┌─ MATERIAL SHOWN

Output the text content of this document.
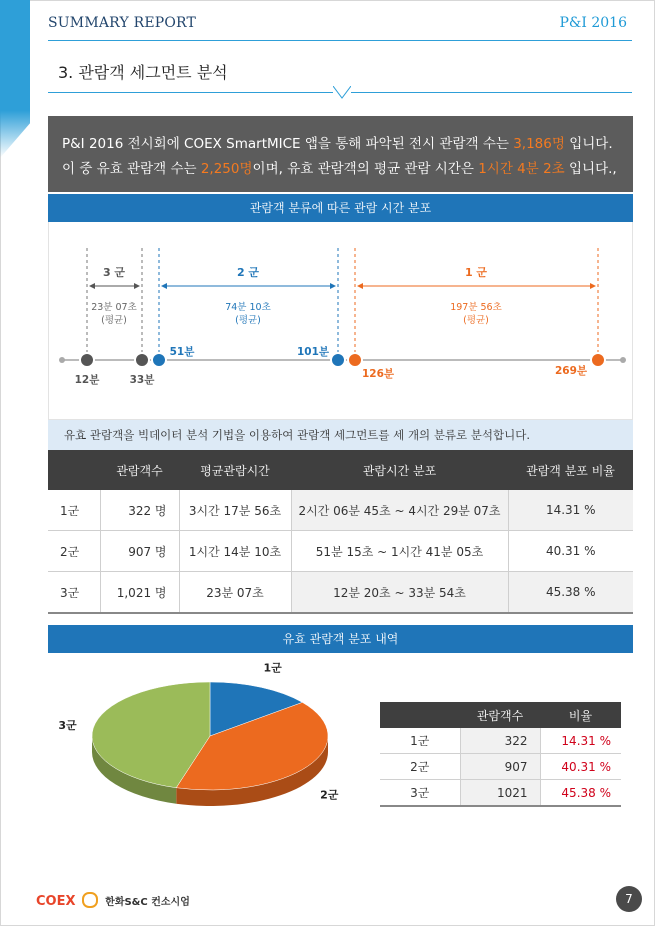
SUMMARY REPORT	P&I 2016
3. 관람객 세그먼트 분석
P&I 2016 전시회에 COEX SmartMICE 앱을 통해 파악된 전시 관람객 수는 3,186명 입니다.
이 중 유효 관람객 수는 2,250명이며, 유효 관람객의 평균 관람 시간은 1시간 4분 2초 입니다.,
관람객 분류에 따른 관람 시간 분포
3 군	2 군	1 군
23분 07초
(평균)
74분 10초
(평균)
197분 56초
(평균)
12분	33분
51분	101분
126분	269분
유효 관람객을 빅데이터 분석 기법을 이용하여 관람객 세그먼트를 세 개의 분류로 분석합니다.
	관람객수	평균관람시간	관람시간 분포	관람객 분포 비율
1군	322 명	3시간 17분 56초	2시간 06분 45초 ~ 4시간 29분 07초	14.31 %
2군	907 명	1시간 14분 10초	51분 15초 ~ 1시간 41분 05초	40.31 %
3군	1,021 명	23분 07초	12분 20초 ~ 33분 54초	45.38 %
유효 관람객 분포 내역
1군
2군
3군
	관람객수	비율
1군	322	14.31 %
2군	907	40.31 %
3군	1021	45.38 %
COEX	한화S&C 컨소시엄	7
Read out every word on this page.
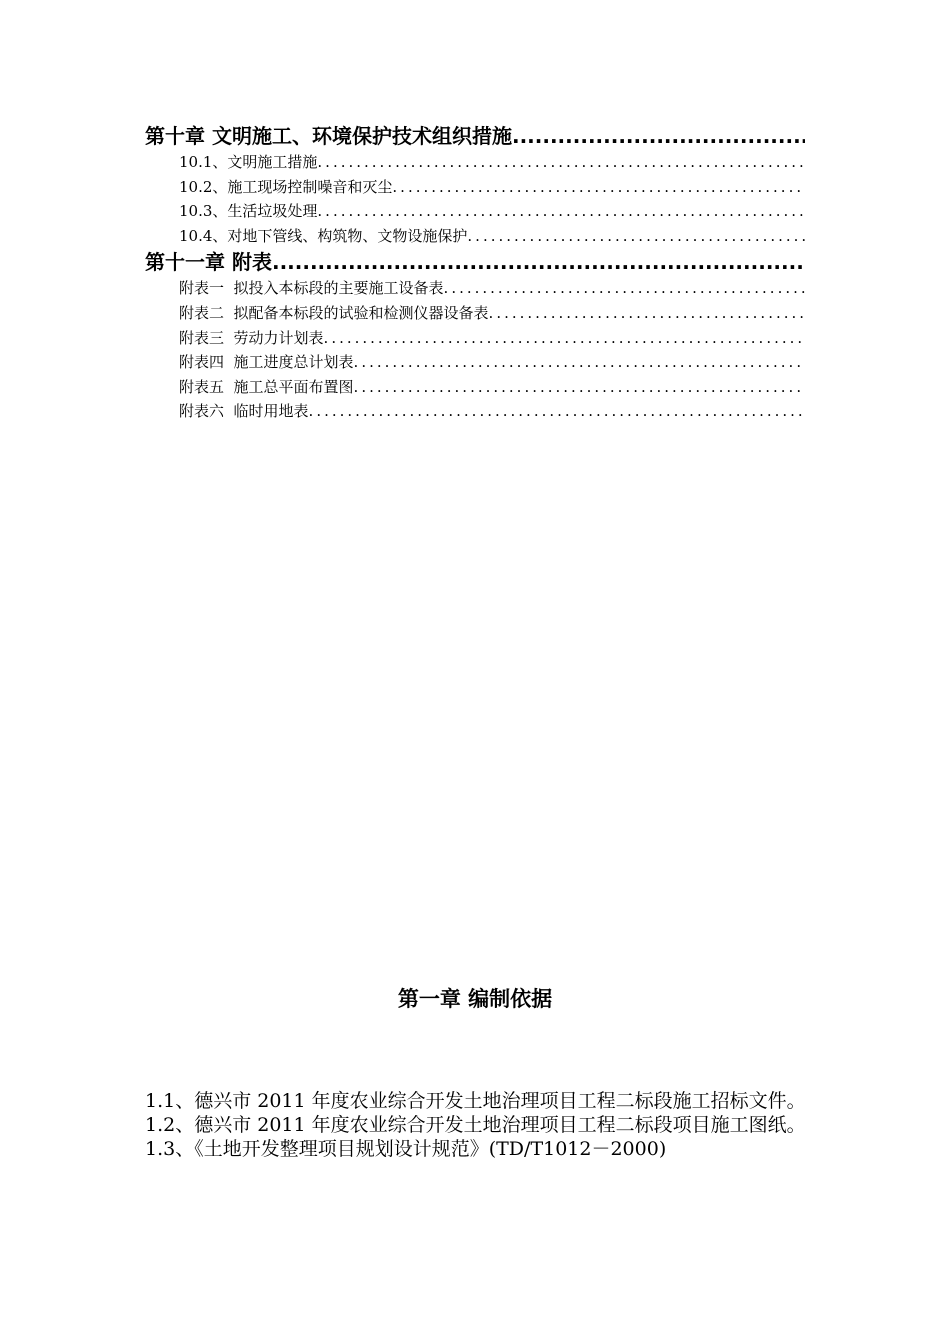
第十章 文明施工、环境保护技术组织措施
.....
10.1、文明施工措施
.....
10.2、施工现场控制噪音和灭尘
.....
10.3、生活垃圾处理
.....
10.4、对地下管线、构筑物、文物设施保护
.....
第十一章 附表
.....
附表一  拟投入本标段的主要施工设备表
.....
附表二  拟配备本标段的试验和检测仪器设备表
.....
附表三  劳动力计划表
.....
附表四  施工进度总计划表
.....
附表五  施工总平面布置图
.....
附表六  临时用地表
.....
第一章 编制依据

1.1、德兴市 2011 年度农业综合开发土地治理项目工程二标段施工招标文件。

1.2、德兴市 2011 年度农业综合开发土地治理项目工程二标段项目施工图纸。

1.3、《土地开发整理项目规划设计规范》(TD/T1012－2000)
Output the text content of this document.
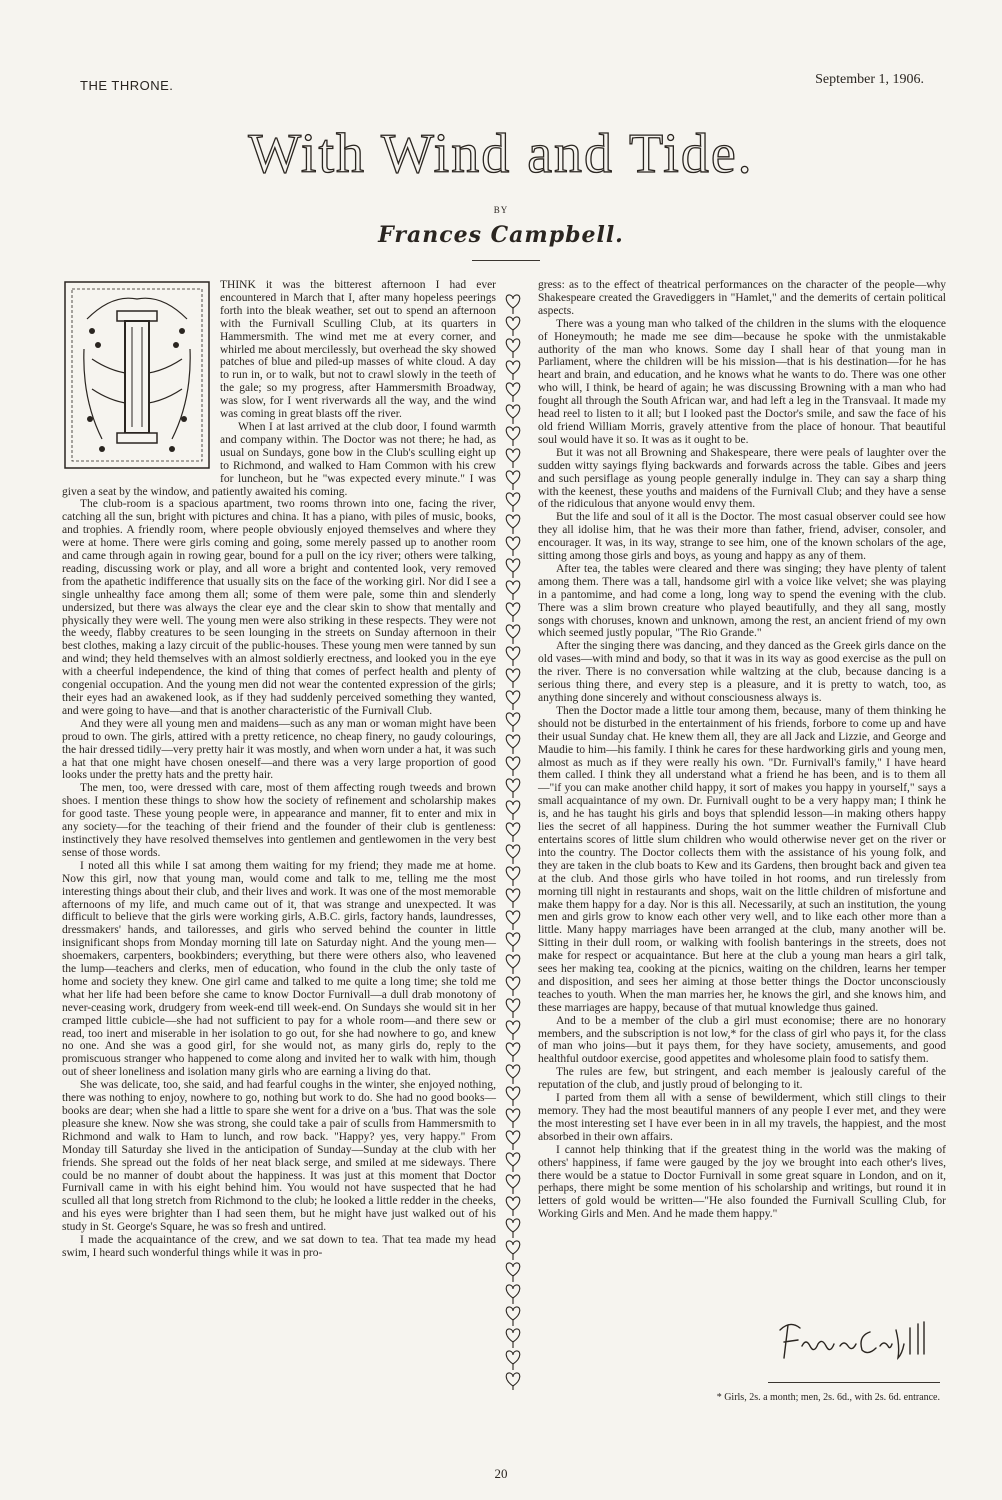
THE THRONE.	September 1, 1906.
With Wind and Tide.
BY
Frances Campbell.

THINK it was the bitterest afternoon I had ever encountered in March that I, after many hopeless peerings forth into the bleak weather, set out to spend an afternoon with the Furnivall Sculling Club, at its quarters in Hammersmith. The wind met me at every corner, and whirled me about mercilessly, but overhead the sky showed patches of blue and piled-up masses of white cloud. A day to run in, or to walk, but not to crawl slowly in the teeth of the gale; so my progress, after Hammersmith Broadway, was slow, for I went riverwards all the way, and the wind was coming in great blasts off the river.

When I at last arrived at the club door, I found warmth and company within. The Doctor was not there; he had, as usual on Sundays, gone bow in the Club's sculling eight up to Richmond, and walked to Ham Common with his crew for luncheon, but he "was expected every minute." I was given a seat by the window, and patiently awaited his coming.

The club-room is a spacious apartment, two rooms thrown into one, facing the river, catching all the sun, bright with pictures and china. It has a piano, with piles of music, books, and trophies. A friendly room, where people obviously enjoyed themselves and where they were at home. There were girls coming and going, some merely passed up to another room and came through again in rowing gear, bound for a pull on the icy river; others were talking, reading, discussing work or play, and all wore a bright and contented look, very removed from the apathetic indifference that usually sits on the face of the working girl. Nor did I see a single unhealthy face among them all; some of them were pale, some thin and slenderly undersized, but there was always the clear eye and the clear skin to show that mentally and physically they were well. The young men were also striking in these respects. They were not the weedy, flabby creatures to be seen lounging in the streets on Sunday afternoon in their best clothes, making a lazy circuit of the public-houses. These young men were tanned by sun and wind; they held themselves with an almost soldierly erectness, and looked you in the eye with a cheerful independence, the kind of thing that comes of perfect health and plenty of congenial occupation. And the young men did not wear the contented expression of the girls; their eyes had an awakened look, as if they had suddenly perceived something they wanted, and were going to have—and that is another characteristic of the Furnivall Club.

And they were all young men and maidens—such as any man or woman might have been proud to own. The girls, attired with a pretty reticence, no cheap finery, no gaudy colourings, the hair dressed tidily—very pretty hair it was mostly, and when worn under a hat, it was such a hat that one might have chosen oneself—and there was a very large proportion of good looks under the pretty hats and the pretty hair.

The men, too, were dressed with care, most of them affecting rough tweeds and brown shoes. I mention these things to show how the society of refinement and scholarship makes for good taste. These young people were, in appearance and manner, fit to enter and mix in any society—for the teaching of their friend and the founder of their club is gentleness: instinctively they have resolved themselves into gentlemen and gentlewomen in the very best sense of those words.

I noted all this while I sat among them waiting for my friend; they made me at home. Now this girl, now that young man, would come and talk to me, telling me the most interesting things about their club, and their lives and work. It was one of the most memorable afternoons of my life, and much came out of it, that was strange and unexpected. It was difficult to believe that the girls were working girls, A.B.C. girls, factory hands, laundresses, dressmakers' hands, and tailoresses, and girls who served behind the counter in little insignificant shops from Monday morning till late on Saturday night. And the young men—shoemakers, carpenters, bookbinders; everything, but there were others also, who leavened the lump—teachers and clerks, men of education, who found in the club the only taste of home and society they knew. One girl came and talked to me quite a long time; she told me what her life had been before she came to know Doctor Furnivall—a dull drab monotony of never-ceasing work, drudgery from week-end till week-end. On Sundays she would sit in her cramped little cubicle—she had not sufficient to pay for a whole room—and there sew or read, too inert and miserable in her isolation to go out, for she had nowhere to go, and knew no one. And she was a good girl, for she would not, as many girls do, reply to the promiscuous stranger who happened to come along and invited her to walk with him, though out of sheer loneliness and isolation many girls who are earning a living do that.

She was delicate, too, she said, and had fearful coughs in the winter, she enjoyed nothing, there was nothing to enjoy, nowhere to go, nothing but work to do. She had no good books—books are dear; when she had a little to spare she went for a drive on a 'bus. That was the sole pleasure she knew. Now she was strong, she could take a pair of sculls from Hammersmith to Richmond and walk to Ham to lunch, and row back. "Happy? yes, very happy." From Monday till Saturday she lived in the anticipation of Sunday—Sunday at the club with her friends. She spread out the folds of her neat black serge, and smiled at me sideways. There could be no manner of doubt about the happiness. It was just at this moment that Doctor Furnivall came in with his eight behind him. You would not have suspected that he had sculled all that long stretch from Richmond to the club; he looked a little redder in the cheeks, and his eyes were brighter than I had seen them, but he might have just walked out of his study in St. George's Square, he was so fresh and untired.

I made the acquaintance of the crew, and we sat down to tea. That tea made my head swim, I heard such wonderful things while it was in pro-

gress: as to the effect of theatrical performances on the character of the people—why Shakespeare created the Gravediggers in "Hamlet," and the demerits of certain political aspects.

There was a young man who talked of the children in the slums with the eloquence of Honeymouth; he made me see dim—because he spoke with the unmistakable authority of the man who knows. Some day I shall hear of that young man in Parliament, where the children will be his mission—that is his destination—for he has heart and brain, and education, and he knows what he wants to do. There was one other who will, I think, be heard of again; he was discussing Browning with a man who had fought all through the South African war, and had left a leg in the Transvaal. It made my head reel to listen to it all; but I looked past the Doctor's smile, and saw the face of his old friend William Morris, gravely attentive from the place of honour. That beautiful soul would have it so. It was as it ought to be.

But it was not all Browning and Shakespeare, there were peals of laughter over the sudden witty sayings flying backwards and forwards across the table. Gibes and jeers and such persiflage as young people generally indulge in. They can say a sharp thing with the keenest, these youths and maidens of the Furnivall Club; and they have a sense of the ridiculous that anyone would envy them.

But the life and soul of it all is the Doctor. The most casual observer could see how they all idolise him, that he was their more than father, friend, adviser, consoler, and encourager. It was, in its way, strange to see him, one of the known scholars of the age, sitting among those girls and boys, as young and happy as any of them.

After tea, the tables were cleared and there was singing; they have plenty of talent among them. There was a tall, handsome girl with a voice like velvet; she was playing in a pantomime, and had come a long, long way to spend the evening with the club. There was a slim brown creature who played beautifully, and they all sang, mostly songs with choruses, known and unknown, among the rest, an ancient friend of my own which seemed justly popular, "The Rio Grande."

After the singing there was dancing, and they danced as the Greek girls dance on the old vases—with mind and body, so that it was in its way as good exercise as the pull on the river. There is no conversation while waltzing at the club, because dancing is a serious thing there, and every step is a pleasure, and it is pretty to watch, too, as anything done sincerely and without consciousness always is.

Then the Doctor made a little tour among them, because, many of them thinking he should not be disturbed in the entertainment of his friends, forbore to come up and have their usual Sunday chat. He knew them all, they are all Jack and Lizzie, and George and Maudie to him—his family. I think he cares for these hardworking girls and young men, almost as much as if they were really his own. "Dr. Furnivall's family," I have heard them called. I think they all understand what a friend he has been, and is to them all—"if you can make another child happy, it sort of makes you happy in yourself," says a small acquaintance of my own. Dr. Furnivall ought to be a very happy man; I think he is, and he has taught his girls and boys that splendid lesson—in making others happy lies the secret of all happiness. During the hot summer weather the Furnivall Club entertains scores of little slum children who would otherwise never get on the river or into the country. The Doctor collects them with the assistance of his young folk, and they are taken in the club boats to Kew and its Gardens, then brought back and given tea at the club. And those girls who have toiled in hot rooms, and run tirelessly from morning till night in restaurants and shops, wait on the little children of misfortune and make them happy for a day. Nor is this all. Necessarily, at such an institution, the young men and girls grow to know each other very well, and to like each other more than a little. Many happy marriages have been arranged at the club, many another will be. Sitting in their dull room, or walking with foolish banterings in the streets, does not make for respect or acquaintance. But here at the club a young man hears a girl talk, sees her making tea, cooking at the picnics, waiting on the children, learns her temper and disposition, and sees her aiming at those better things the Doctor unconsciously teaches to youth. When the man marries her, he knows the girl, and she knows him, and these marriages are happy, because of that mutual knowledge thus gained.

And to be a member of the club a girl must economise; there are no honorary members, and the subscription is not low,* for the class of girl who pays it, for the class of man who joins—but it pays them, for they have society, amusements, and good healthful outdoor exercise, good appetites and wholesome plain food to satisfy them.

The rules are few, but stringent, and each member is jealously careful of the reputation of the club, and justly proud of belonging to it.

I parted from them all with a sense of bewilderment, which still clings to their memory. They had the most beautiful manners of any people I ever met, and they were the most interesting set I have ever been in in all my travels, the happiest, and the most absorbed in their own affairs.

I cannot help thinking that if the greatest thing in the world was the making of others' happiness, if fame were gauged by the joy we brought into each other's lives, there would be a statue to Doctor Furnivall in some great square in London, and on it, perhaps, there might be some mention of his scholarship and writings, but round it in letters of gold would be written—"He also founded the Furnivall Sculling Club, for Working Girls and Men. And he made them happy."

* Girls, 2s. a month; men, 2s. 6d., with 2s. 6d. entrance.
20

└─

## TASK BRIEF:
Lines containing the word "Shakespeare" are to be tallied; report only the total.

## TASK RESULT:
2